## EXERCISE BRIEF
Return all of the entries word for word, but omit the pictures they contain.

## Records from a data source
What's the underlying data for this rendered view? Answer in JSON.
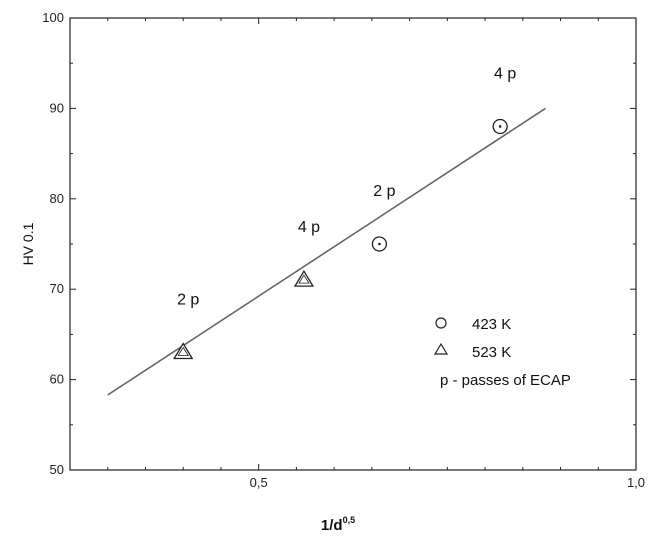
{
  "chart_data": {
    "type": "scatter",
    "xlabel": "1/d",
    "xlabel_superscript": "0,5",
    "ylabel": "HV 0.1",
    "xlim": [
      0.25,
      1.0
    ],
    "ylim": [
      50,
      100
    ],
    "x_ticks": [
      0.5,
      1.0
    ],
    "x_tick_labels": [
      "0,5",
      "1,0"
    ],
    "y_ticks": [
      50,
      60,
      70,
      80,
      90,
      100
    ],
    "y_tick_labels": [
      "50",
      "60",
      "70",
      "80",
      "90",
      "100"
    ],
    "series": [
      {
        "name": "423 K",
        "marker": "circle-dot",
        "points": [
          {
            "x": 0.66,
            "y": 75,
            "label": "2 p"
          },
          {
            "x": 0.82,
            "y": 88,
            "label": "4 p"
          }
        ]
      },
      {
        "name": "523 K",
        "marker": "triangle",
        "points": [
          {
            "x": 0.4,
            "y": 63,
            "label": "2 p"
          },
          {
            "x": 0.56,
            "y": 71,
            "label": "4 p"
          }
        ]
      }
    ],
    "fit_line": {
      "x": [
        0.3,
        0.88
      ],
      "y": [
        58.3,
        90.0
      ],
      "color": "#666666"
    },
    "legend": {
      "position": "right",
      "entries": [
        {
          "marker": "circle",
          "text": "423 K"
        },
        {
          "marker": "triangle",
          "text": "523 K"
        }
      ],
      "note": "p - passes of ECAP"
    },
    "grid": false
  }
}
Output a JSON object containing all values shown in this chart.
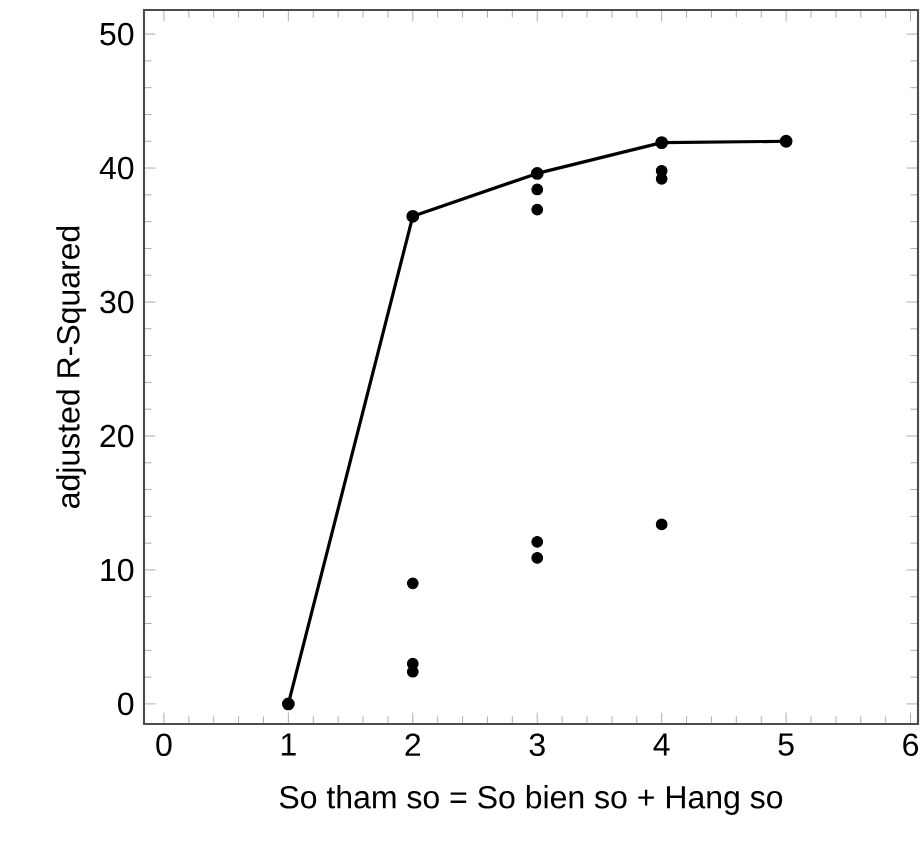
{
  "chart_data": {
    "type": "scatter",
    "xlabel": "So tham so = So bien so + Hang so",
    "ylabel": "adjusted R-Squared",
    "xlim": [
      -0.16,
      6.06
    ],
    "ylim": [
      -1.5,
      51.8
    ],
    "xticks": [
      0,
      1,
      2,
      3,
      4,
      5,
      6
    ],
    "yticks": [
      0,
      10,
      20,
      30,
      40,
      50
    ],
    "grid": false,
    "marker": "circle",
    "series": [
      {
        "type": "line",
        "color": "#000000",
        "x": [
          1,
          2,
          3,
          4,
          5
        ],
        "values": [
          0,
          36.4,
          39.6,
          41.9,
          42.0
        ]
      },
      {
        "color": "#000000",
        "x": [
          2,
          2,
          2,
          3,
          3,
          3,
          3,
          4,
          4,
          4
        ],
        "values": [
          9.0,
          3.0,
          2.4,
          38.4,
          36.9,
          12.1,
          10.9,
          39.8,
          39.2,
          13.4
        ]
      }
    ]
  }
}
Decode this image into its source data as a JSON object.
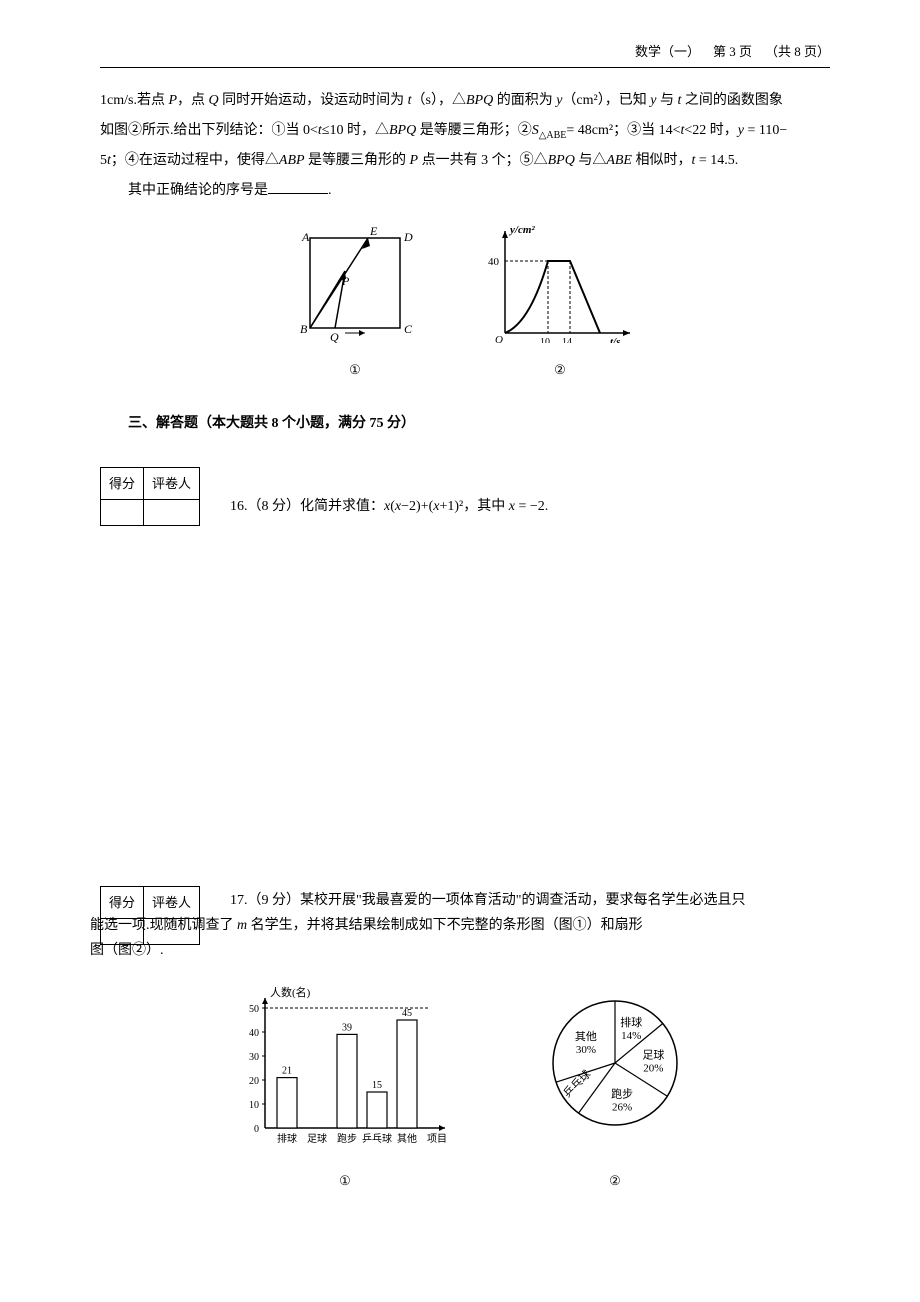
{
  "header": {
    "subject": "数学（一）",
    "page_current": "第 3 页",
    "page_total": "（共 8 页）"
  },
  "problem15": {
    "line1_prefix": "1cm/s.若点 ",
    "line1_p": "P",
    "line1_mid1": "，点 ",
    "line1_q": "Q",
    "line1_mid2": " 同时开始运动，设运动时间为 ",
    "line1_t": "t",
    "line1_mid3": "（s），△",
    "line1_bpq": "BPQ",
    "line1_mid4": " 的面积为 ",
    "line1_y": "y",
    "line1_mid5": "（cm²），已知 ",
    "line1_y2": "y",
    "line1_mid6": " 与 ",
    "line1_t2": "t",
    "line1_end": " 之间的函数图象",
    "line2_start": "如图②所示.给出下列结论：①当 0<",
    "line2_t1": "t",
    "line2_mid1": "≤10 时，△",
    "line2_bpq": "BPQ",
    "line2_mid2": " 是等腰三角形；②",
    "line2_s": "S",
    "line2_sub": "△ABE",
    "line2_mid3": "= 48cm²；③当 14<",
    "line2_t2": "t",
    "line2_mid4": "<22 时，",
    "line2_y": "y",
    "line2_end": " = 110−",
    "line3_start": "5",
    "line3_t": "t",
    "line3_mid1": "；④在运动过程中，使得△",
    "line3_abp": "ABP",
    "line3_mid2": " 是等腰三角形的 ",
    "line3_p": "P",
    "line3_mid3": " 点一共有 3 个；⑤△",
    "line3_bpq": "BPQ",
    "line3_mid4": " 与△",
    "line3_abe": "ABE",
    "line3_mid5": " 相似时，",
    "line3_t2": "t",
    "line3_end": " = 14.5.",
    "line4": "其中正确结论的序号是",
    "fig1": {
      "A": "A",
      "B": "B",
      "C": "C",
      "D": "D",
      "E": "E",
      "P": "P",
      "Q": "Q",
      "label": "①"
    },
    "fig2": {
      "ylabel": "y/cm²",
      "y40": "40",
      "O": "O",
      "x10": "10",
      "x14": "14",
      "xlabel": "t/s",
      "label": "②"
    }
  },
  "section3": {
    "title": "三、解答题（本大题共 8 个小题，满分 75 分）"
  },
  "scorebox": {
    "score": "得分",
    "grader": "评卷人"
  },
  "problem16": {
    "text_prefix": "16.（8 分）化简并求值：",
    "expr": "x",
    "expr_mid1": "(",
    "expr2": "x",
    "expr_mid2": "−2)+(",
    "expr3": "x",
    "expr_mid3": "+1)²，其中 ",
    "expr4": "x",
    "expr_end": " = −2."
  },
  "problem17": {
    "line1": "17.（9 分）某校开展\"我最喜爱的一项体育活动\"的调查活动，要求每名学生必选且只",
    "line2_start": "能选一项.现随机调查了 ",
    "line2_m": "m",
    "line2_end": " 名学生，并将其结果绘制成如下不完整的条形图（图①）和扇形",
    "line3": "图（图②）.",
    "bar": {
      "ylabel": "人数(名)",
      "yticks": [
        "0",
        "10",
        "20",
        "30",
        "40",
        "50"
      ],
      "categories": [
        "排球",
        "足球",
        "跑步",
        "乒乓球",
        "其他",
        "项目"
      ],
      "values": [
        21,
        null,
        39,
        15,
        45
      ],
      "value_labels": [
        "21",
        "",
        "39",
        "15",
        "45"
      ],
      "bar_color": "#ffffff",
      "border_color": "#000000",
      "dashed_guide": 50,
      "label": "①"
    },
    "pie": {
      "slices": [
        {
          "name": "排球",
          "pct": "14%",
          "start": -90,
          "end": -39.6
        },
        {
          "name": "足球",
          "pct": "20%",
          "start": -39.6,
          "end": 32.4
        },
        {
          "name": "跑步",
          "pct": "26%",
          "start": 32.4,
          "end": 126
        },
        {
          "name": "乒乓球",
          "pct": "",
          "start": 126,
          "end": 162
        },
        {
          "name": "其他",
          "pct": "30%",
          "start": 162,
          "end": 270
        }
      ],
      "label": "②"
    }
  }
}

## OUTPUT FOR THIS EXERCISE
What's the underlying data for this rendered view? Answer in JSON.
{
  "chart_data": {
    "type": "scatter",
    "xlabel": "1/d",
    "xlabel_superscript": "0,5",
    "ylabel": "HV 0.1",
    "xlim": [
      0.25,
      1.0
    ],
    "ylim": [
      50,
      100
    ],
    "x_ticks": [
      0.5,
      1.0
    ],
    "x_tick_labels": [
      "0,5",
      "1,0"
    ],
    "y_ticks": [
      50,
      60,
      70,
      80,
      90,
      100
    ],
    "y_tick_labels": [
      "50",
      "60",
      "70",
      "80",
      "90",
      "100"
    ],
    "series": [
      {
        "name": "423 K",
        "marker": "circle-dot",
        "points": [
          {
            "x": 0.66,
            "y": 75,
            "label": "2 p"
          },
          {
            "x": 0.82,
            "y": 88,
            "label": "4 p"
          }
        ]
      },
      {
        "name": "523 K",
        "marker": "triangle",
        "points": [
          {
            "x": 0.4,
            "y": 63,
            "label": "2 p"
          },
          {
            "x": 0.56,
            "y": 71,
            "label": "4 p"
          }
        ]
      }
    ],
    "fit_line": {
      "x": [
        0.3,
        0.88
      ],
      "y": [
        58.3,
        90.0
      ],
      "color": "#666666"
    },
    "legend": {
      "position": "right",
      "entries": [
        {
          "marker": "circle",
          "text": "423 K"
        },
        {
          "marker": "triangle",
          "text": "523 K"
        }
      ],
      "note": "p - passes of ECAP"
    },
    "grid": false
  }
}
Output a JSON object containing all values shown in this chart.
{
  "chart_data": {
    "type": "scatter",
    "xlabel": "So tham so = So bien so + Hang so",
    "ylabel": "adjusted R-Squared",
    "xlim": [
      -0.16,
      6.06
    ],
    "ylim": [
      -1.5,
      51.8
    ],
    "xticks": [
      0,
      1,
      2,
      3,
      4,
      5,
      6
    ],
    "yticks": [
      0,
      10,
      20,
      30,
      40,
      50
    ],
    "grid": false,
    "marker": "circle",
    "series": [
      {
        "type": "line",
        "color": "#000000",
        "x": [
          1,
          2,
          3,
          4,
          5
        ],
        "values": [
          0,
          36.4,
          39.6,
          41.9,
          42.0
        ]
      },
      {
        "color": "#000000",
        "x": [
          2,
          2,
          2,
          3,
          3,
          3,
          3,
          4,
          4,
          4
        ],
        "values": [
          9.0,
          3.0,
          2.4,
          38.4,
          36.9,
          12.1,
          10.9,
          39.8,
          39.2,
          13.4
        ]
      }
    ]
  }
}
Decode this image into its source data as a JSON object.
{
  "header": {
    "subject": "数学（一）",
    "page_current": "第 3 页",
    "page_total": "（共 8 页）"
  },
  "problem15": {
    "line1_prefix": "1cm/s.若点 ",
    "line1_p": "P",
    "line1_mid1": "，点 ",
    "line1_q": "Q",
    "line1_mid2": " 同时开始运动，设运动时间为 ",
    "line1_t": "t",
    "line1_mid3": "（s），△",
    "line1_bpq": "BPQ",
    "line1_mid4": " 的面积为 ",
    "line1_y": "y",
    "line1_mid5": "（cm²），已知 ",
    "line1_y2": "y",
    "line1_mid6": " 与 ",
    "line1_t2": "t",
    "line1_end": " 之间的函数图象",
    "line2_start": "如图②所示.给出下列结论：①当 0<",
    "line2_t1": "t",
    "line2_mid1": "≤10 时，△",
    "line2_bpq": "BPQ",
    "line2_mid2": " 是等腰三角形；②",
    "line2_s": "S",
    "line2_sub": "△ABE",
    "line2_mid3": "= 48cm²；③当 14<",
    "line2_t2": "t",
    "line2_mid4": "<22 时，",
    "line2_y": "y",
    "line2_end": " = 110−",
    "line3_start": "5",
    "line3_t": "t",
    "line3_mid1": "；④在运动过程中，使得△",
    "line3_abp": "ABP",
    "line3_mid2": " 是等腰三角形的 ",
    "line3_p": "P",
    "line3_mid3": " 点一共有 3 个；⑤△",
    "line3_bpq": "BPQ",
    "line3_mid4": " 与△",
    "line3_abe": "ABE",
    "line3_mid5": " 相似时，",
    "line3_t2": "t",
    "line3_end": " = 14.5.",
    "line4": "其中正确结论的序号是",
    "fig1": {
      "A": "A",
      "B": "B",
      "C": "C",
      "D": "D",
      "E": "E",
      "P": "P",
      "Q": "Q",
      "label": "①"
    },
    "fig2": {
      "ylabel": "y/cm²",
      "y40": "40",
      "O": "O",
      "x10": "10",
      "x14": "14",
      "xlabel": "t/s",
      "label": "②"
    }
  },
  "section3": {
    "title": "三、解答题（本大题共 8 个小题，满分 75 分）"
  },
  "scorebox": {
    "score": "得分",
    "grader": "评卷人"
  },
  "problem16": {
    "text_prefix": "16.（8 分）化简并求值：",
    "expr": "x",
    "expr_mid1": "(",
    "expr2": "x",
    "expr_mid2": "−2)+(",
    "expr3": "x",
    "expr_mid3": "+1)²，其中 ",
    "expr4": "x",
    "expr_end": " = −2."
  },
  "problem17": {
    "line1": "17.（9 分）某校开展\"我最喜爱的一项体育活动\"的调查活动，要求每名学生必选且只",
    "line2_start": "能选一项.现随机调查了 ",
    "line2_m": "m",
    "line2_end": " 名学生，并将其结果绘制成如下不完整的条形图（图①）和扇形",
    "line3": "图（图②）.",
    "bar": {
      "ylabel": "人数(名)",
      "yticks": [
        "0",
        "10",
        "20",
        "30",
        "40",
        "50"
      ],
      "categories": [
        "排球",
        "足球",
        "跑步",
        "乒乓球",
        "其他",
        "项目"
      ],
      "values": [
        21,
        null,
        39,
        15,
        45
      ],
      "value_labels": [
        "21",
        "",
        "39",
        "15",
        "45"
      ],
      "bar_color": "#ffffff",
      "border_color": "#000000",
      "dashed_guide": 50,
      "label": "①"
    },
    "pie": {
      "slices": [
        {
          "name": "排球",
          "pct": "14%",
          "start": -90,
          "end": -39.6
        },
        {
          "name": "足球",
          "pct": "20%",
          "start": -39.6,
          "end": 32.4
        },
        {
          "name": "跑步",
          "pct": "26%",
          "start": 32.4,
          "end": 126
        },
        {
          "name": "乒乓球",
          "pct": "",
          "start": 126,
          "end": 162
        },
        {
          "name": "其他",
          "pct": "30%",
          "start": 162,
          "end": 270
        }
      ],
      "label": "②"
    }
  }
}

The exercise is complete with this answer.